Data extract:
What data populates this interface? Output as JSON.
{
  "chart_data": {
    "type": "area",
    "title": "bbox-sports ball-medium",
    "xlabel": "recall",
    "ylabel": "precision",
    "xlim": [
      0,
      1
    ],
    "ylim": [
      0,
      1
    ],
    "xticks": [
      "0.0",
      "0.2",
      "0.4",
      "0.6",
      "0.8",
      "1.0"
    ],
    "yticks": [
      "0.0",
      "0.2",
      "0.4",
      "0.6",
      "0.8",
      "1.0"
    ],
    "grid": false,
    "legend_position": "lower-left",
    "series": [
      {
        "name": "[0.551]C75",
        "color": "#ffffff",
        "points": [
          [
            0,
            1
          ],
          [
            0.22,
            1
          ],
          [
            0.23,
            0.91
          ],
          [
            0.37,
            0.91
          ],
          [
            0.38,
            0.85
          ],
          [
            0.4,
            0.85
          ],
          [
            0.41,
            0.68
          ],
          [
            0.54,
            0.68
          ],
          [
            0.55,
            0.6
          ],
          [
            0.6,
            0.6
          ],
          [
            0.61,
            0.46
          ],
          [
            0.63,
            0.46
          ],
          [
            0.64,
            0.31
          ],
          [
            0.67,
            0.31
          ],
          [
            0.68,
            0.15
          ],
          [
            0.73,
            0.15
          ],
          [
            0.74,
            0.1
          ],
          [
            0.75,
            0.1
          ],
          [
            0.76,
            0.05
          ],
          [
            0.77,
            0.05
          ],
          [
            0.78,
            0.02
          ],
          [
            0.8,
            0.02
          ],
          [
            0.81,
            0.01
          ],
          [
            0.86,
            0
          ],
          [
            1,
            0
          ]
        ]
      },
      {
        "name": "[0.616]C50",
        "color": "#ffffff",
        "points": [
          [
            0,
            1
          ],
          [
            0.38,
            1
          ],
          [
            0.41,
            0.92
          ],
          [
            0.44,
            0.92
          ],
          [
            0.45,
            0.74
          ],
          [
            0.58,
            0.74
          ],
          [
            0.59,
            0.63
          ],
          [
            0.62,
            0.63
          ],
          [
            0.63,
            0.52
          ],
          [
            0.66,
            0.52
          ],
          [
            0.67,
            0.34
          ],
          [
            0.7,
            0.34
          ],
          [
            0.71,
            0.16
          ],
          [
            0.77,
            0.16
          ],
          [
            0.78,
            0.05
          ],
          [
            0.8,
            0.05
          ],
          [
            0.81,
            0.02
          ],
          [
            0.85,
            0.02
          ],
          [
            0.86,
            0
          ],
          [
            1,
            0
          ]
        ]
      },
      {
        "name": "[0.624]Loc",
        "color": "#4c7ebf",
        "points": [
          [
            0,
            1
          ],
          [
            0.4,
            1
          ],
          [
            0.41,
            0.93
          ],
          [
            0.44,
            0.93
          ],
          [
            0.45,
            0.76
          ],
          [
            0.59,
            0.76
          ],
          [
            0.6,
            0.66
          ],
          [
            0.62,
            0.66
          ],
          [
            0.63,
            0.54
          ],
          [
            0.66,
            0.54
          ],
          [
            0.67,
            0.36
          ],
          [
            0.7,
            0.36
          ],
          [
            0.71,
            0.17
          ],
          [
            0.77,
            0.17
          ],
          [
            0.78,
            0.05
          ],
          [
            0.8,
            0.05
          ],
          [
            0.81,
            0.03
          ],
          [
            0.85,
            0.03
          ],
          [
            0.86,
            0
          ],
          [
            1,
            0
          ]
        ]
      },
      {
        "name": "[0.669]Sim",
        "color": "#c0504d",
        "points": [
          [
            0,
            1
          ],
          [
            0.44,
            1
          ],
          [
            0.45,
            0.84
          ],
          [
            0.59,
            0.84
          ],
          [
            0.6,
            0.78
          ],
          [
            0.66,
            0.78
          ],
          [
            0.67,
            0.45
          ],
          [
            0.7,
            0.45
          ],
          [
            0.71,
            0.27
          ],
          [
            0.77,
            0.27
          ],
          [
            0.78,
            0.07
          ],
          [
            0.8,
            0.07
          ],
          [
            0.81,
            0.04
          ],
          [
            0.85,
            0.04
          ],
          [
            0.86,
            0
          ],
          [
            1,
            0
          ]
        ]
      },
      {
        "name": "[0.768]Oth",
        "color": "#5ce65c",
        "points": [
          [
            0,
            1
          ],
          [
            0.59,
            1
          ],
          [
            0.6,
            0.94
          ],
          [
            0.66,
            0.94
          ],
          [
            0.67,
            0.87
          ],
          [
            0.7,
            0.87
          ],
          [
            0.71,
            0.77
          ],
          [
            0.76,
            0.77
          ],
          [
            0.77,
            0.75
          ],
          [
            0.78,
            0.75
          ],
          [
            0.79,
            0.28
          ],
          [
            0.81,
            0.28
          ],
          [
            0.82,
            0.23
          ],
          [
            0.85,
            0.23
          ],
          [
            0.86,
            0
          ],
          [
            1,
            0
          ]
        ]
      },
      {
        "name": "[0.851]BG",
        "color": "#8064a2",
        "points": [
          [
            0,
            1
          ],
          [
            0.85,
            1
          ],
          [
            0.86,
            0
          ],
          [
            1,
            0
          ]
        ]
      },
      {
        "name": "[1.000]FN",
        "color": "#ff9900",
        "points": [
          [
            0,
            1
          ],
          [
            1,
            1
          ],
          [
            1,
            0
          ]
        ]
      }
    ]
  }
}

Brief: Look for lines containing the string "name" and copy them all.

Reply to the task:
        "name": "[0.551]C75",
        "name": "[0.616]C50",
        "name": "[0.624]Loc",
        "name": "[0.669]Sim",
        "name": "[0.768]Oth",
        "name": "[0.851]BG",
        "name": "[1.000]FN",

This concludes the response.